• TASK BRIEF: Each record needs to be echoed exactly; can you do that?

▶

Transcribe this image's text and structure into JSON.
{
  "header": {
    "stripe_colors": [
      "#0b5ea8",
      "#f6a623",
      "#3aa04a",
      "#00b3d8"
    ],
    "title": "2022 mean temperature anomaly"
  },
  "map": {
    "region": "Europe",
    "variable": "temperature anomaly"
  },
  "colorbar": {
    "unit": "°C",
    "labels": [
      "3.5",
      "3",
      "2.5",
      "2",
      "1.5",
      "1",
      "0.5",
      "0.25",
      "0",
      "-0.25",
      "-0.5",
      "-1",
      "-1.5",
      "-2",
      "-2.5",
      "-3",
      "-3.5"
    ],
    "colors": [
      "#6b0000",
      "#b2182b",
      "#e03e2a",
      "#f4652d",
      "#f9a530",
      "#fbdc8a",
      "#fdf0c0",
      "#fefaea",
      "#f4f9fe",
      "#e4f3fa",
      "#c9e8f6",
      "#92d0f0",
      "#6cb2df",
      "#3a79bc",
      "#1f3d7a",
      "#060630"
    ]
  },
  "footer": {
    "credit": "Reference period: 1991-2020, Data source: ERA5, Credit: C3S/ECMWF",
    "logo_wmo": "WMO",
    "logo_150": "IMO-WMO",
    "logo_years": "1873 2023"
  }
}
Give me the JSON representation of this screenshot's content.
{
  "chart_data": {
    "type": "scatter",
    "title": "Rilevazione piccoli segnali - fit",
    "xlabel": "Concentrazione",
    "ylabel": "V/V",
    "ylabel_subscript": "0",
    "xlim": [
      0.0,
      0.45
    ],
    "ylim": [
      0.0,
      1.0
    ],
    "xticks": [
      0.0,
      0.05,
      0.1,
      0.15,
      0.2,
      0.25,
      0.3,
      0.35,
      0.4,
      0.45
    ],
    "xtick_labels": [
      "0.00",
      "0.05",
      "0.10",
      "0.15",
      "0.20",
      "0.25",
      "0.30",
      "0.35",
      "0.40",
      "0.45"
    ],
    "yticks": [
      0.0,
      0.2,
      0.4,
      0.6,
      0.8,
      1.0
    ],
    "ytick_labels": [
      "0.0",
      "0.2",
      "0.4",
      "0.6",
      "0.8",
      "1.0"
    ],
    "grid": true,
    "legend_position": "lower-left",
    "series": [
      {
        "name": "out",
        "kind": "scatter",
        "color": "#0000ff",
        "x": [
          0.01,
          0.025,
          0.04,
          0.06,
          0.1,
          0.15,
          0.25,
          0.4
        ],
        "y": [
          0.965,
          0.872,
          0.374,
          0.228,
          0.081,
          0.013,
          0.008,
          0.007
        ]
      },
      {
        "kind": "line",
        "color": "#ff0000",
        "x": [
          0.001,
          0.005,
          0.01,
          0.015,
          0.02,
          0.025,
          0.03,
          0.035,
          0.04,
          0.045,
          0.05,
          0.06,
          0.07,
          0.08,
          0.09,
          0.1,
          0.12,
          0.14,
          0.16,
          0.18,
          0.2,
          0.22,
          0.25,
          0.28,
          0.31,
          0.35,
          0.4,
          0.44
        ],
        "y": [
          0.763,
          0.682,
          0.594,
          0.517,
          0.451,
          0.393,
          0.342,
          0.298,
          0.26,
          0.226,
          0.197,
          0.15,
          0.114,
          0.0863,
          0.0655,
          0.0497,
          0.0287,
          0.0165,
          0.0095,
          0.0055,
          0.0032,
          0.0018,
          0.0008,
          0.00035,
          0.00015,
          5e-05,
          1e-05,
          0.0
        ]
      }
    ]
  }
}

◀

• EXPECTED ANSWER:
Transcribe this image's text and structure into JSON.
{
  "header": {
    "stripe_colors": [
      "#0b5ea8",
      "#f6a623",
      "#3aa04a",
      "#00b3d8"
    ],
    "title": "2022 mean temperature anomaly"
  },
  "map": {
    "region": "Europe",
    "variable": "temperature anomaly"
  },
  "colorbar": {
    "unit": "°C",
    "labels": [
      "3.5",
      "3",
      "2.5",
      "2",
      "1.5",
      "1",
      "0.5",
      "0.25",
      "0",
      "-0.25",
      "-0.5",
      "-1",
      "-1.5",
      "-2",
      "-2.5",
      "-3",
      "-3.5"
    ],
    "colors": [
      "#6b0000",
      "#b2182b",
      "#e03e2a",
      "#f4652d",
      "#f9a530",
      "#fbdc8a",
      "#fdf0c0",
      "#fefaea",
      "#f4f9fe",
      "#e4f3fa",
      "#c9e8f6",
      "#92d0f0",
      "#6cb2df",
      "#3a79bc",
      "#1f3d7a",
      "#060630"
    ]
  },
  "footer": {
    "credit": "Reference period: 1991-2020, Data source: ERA5, Credit: C3S/ECMWF",
    "logo_wmo": "WMO",
    "logo_150": "IMO-WMO",
    "logo_years": "1873 2023"
  }
}
Give me the JSON representation of this screenshot's content.
{
  "chart_data": {
    "type": "scatter",
    "title": "Rilevazione piccoli segnali - fit",
    "xlabel": "Concentrazione",
    "ylabel": "V/V",
    "ylabel_subscript": "0",
    "xlim": [
      0.0,
      0.45
    ],
    "ylim": [
      0.0,
      1.0
    ],
    "xticks": [
      0.0,
      0.05,
      0.1,
      0.15,
      0.2,
      0.25,
      0.3,
      0.35,
      0.4,
      0.45
    ],
    "xtick_labels": [
      "0.00",
      "0.05",
      "0.10",
      "0.15",
      "0.20",
      "0.25",
      "0.30",
      "0.35",
      "0.40",
      "0.45"
    ],
    "yticks": [
      0.0,
      0.2,
      0.4,
      0.6,
      0.8,
      1.0
    ],
    "ytick_labels": [
      "0.0",
      "0.2",
      "0.4",
      "0.6",
      "0.8",
      "1.0"
    ],
    "grid": true,
    "legend_position": "lower-left",
    "series": [
      {
        "name": "out",
        "kind": "scatter",
        "color": "#0000ff",
        "x": [
          0.01,
          0.025,
          0.04,
          0.06,
          0.1,
          0.15,
          0.25,
          0.4
        ],
        "y": [
          0.965,
          0.872,
          0.374,
          0.228,
          0.081,
          0.013,
          0.008,
          0.007
        ]
      },
      {
        "kind": "line",
        "color": "#ff0000",
        "x": [
          0.001,
          0.005,
          0.01,
          0.015,
          0.02,
          0.025,
          0.03,
          0.035,
          0.04,
          0.045,
          0.05,
          0.06,
          0.07,
          0.08,
          0.09,
          0.1,
          0.12,
          0.14,
          0.16,
          0.18,
          0.2,
          0.22,
          0.25,
          0.28,
          0.31,
          0.35,
          0.4,
          0.44
        ],
        "y": [
          0.763,
          0.682,
          0.594,
          0.517,
          0.451,
          0.393,
          0.342,
          0.298,
          0.26,
          0.226,
          0.197,
          0.15,
          0.114,
          0.0863,
          0.0655,
          0.0497,
          0.0287,
          0.0165,
          0.0095,
          0.0055,
          0.0032,
          0.0018,
          0.0008,
          0.00035,
          0.00015,
          5e-05,
          1e-05,
          0.0
        ]
      }
    ]
  }
}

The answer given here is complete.